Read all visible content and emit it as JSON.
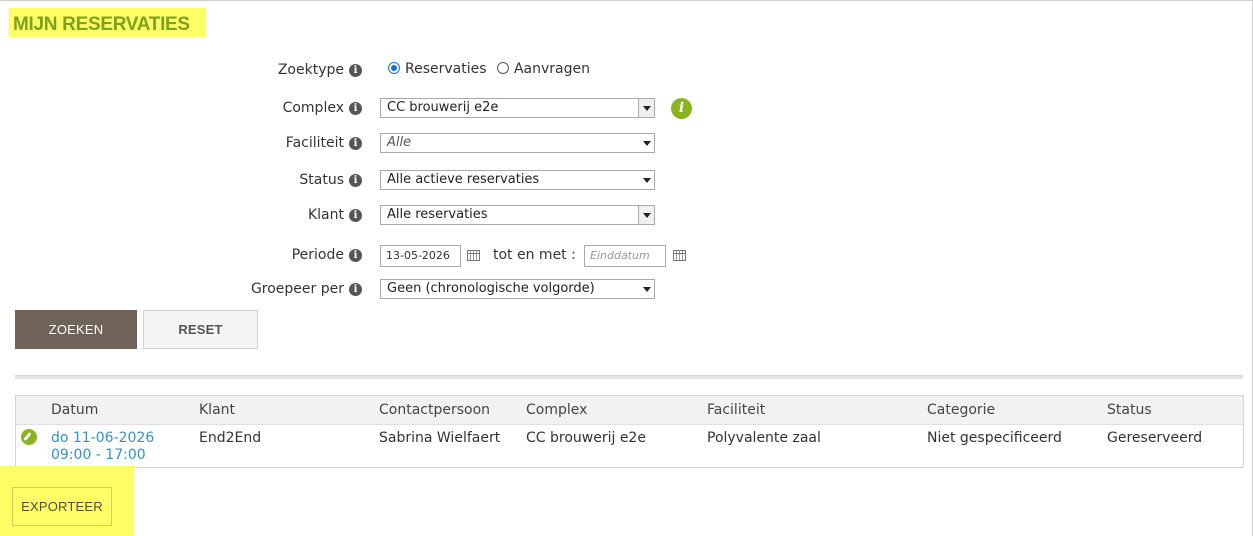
{
  "page": {
    "title": "MIJN RESERVATIES"
  },
  "form": {
    "zoektype": {
      "label": "Zoektype",
      "options": [
        "Reservaties",
        "Aanvragen"
      ],
      "selected": "Reservaties"
    },
    "complex": {
      "label": "Complex",
      "value": "CC brouwerij e2e"
    },
    "faciliteit": {
      "label": "Faciliteit",
      "value": "Alle"
    },
    "status": {
      "label": "Status",
      "value": "Alle actieve reservaties"
    },
    "klant": {
      "label": "Klant",
      "value": "Alle reservaties"
    },
    "periode": {
      "label": "Periode",
      "from": "13-05-2026",
      "to_label": "tot en met :",
      "to_placeholder": "Einddatum"
    },
    "groepeer": {
      "label": "Groepeer per",
      "value": "Geen (chronologische volgorde)"
    },
    "info_glyph": "i"
  },
  "buttons": {
    "search": "ZOEKEN",
    "reset": "RESET",
    "export": "EXPORTEER"
  },
  "table": {
    "columns": [
      "Datum",
      "Klant",
      "Contactpersoon",
      "Complex",
      "Faciliteit",
      "Categorie",
      "Status"
    ],
    "rows": [
      {
        "date": "do 11-06-2026",
        "time": "09:00 - 17:00",
        "klant": "End2End",
        "contact": "Sabrina Wielfaert",
        "complex": "CC brouwerij e2e",
        "faciliteit": "Polyvalente zaal",
        "categorie": "Niet gespecificeerd",
        "status": "Gereserveerd"
      }
    ]
  },
  "colors": {
    "accent": "#7fa21b",
    "highlight": "#ffff66",
    "primary_button": "#6f6359",
    "link": "#3a8fc3"
  }
}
* * * * * * * * *
◆ REQUIREMENTS:
From the listing, copy each line containing the word "value".

◆ RESULT OF THIS TASK:
      "value": "CC brouwerij e2e"
      "value": "Alle"
      "value": "Alle actieve reservaties"
      "value": "Alle reservaties"
      "value": "Geen (chronologische volgorde)"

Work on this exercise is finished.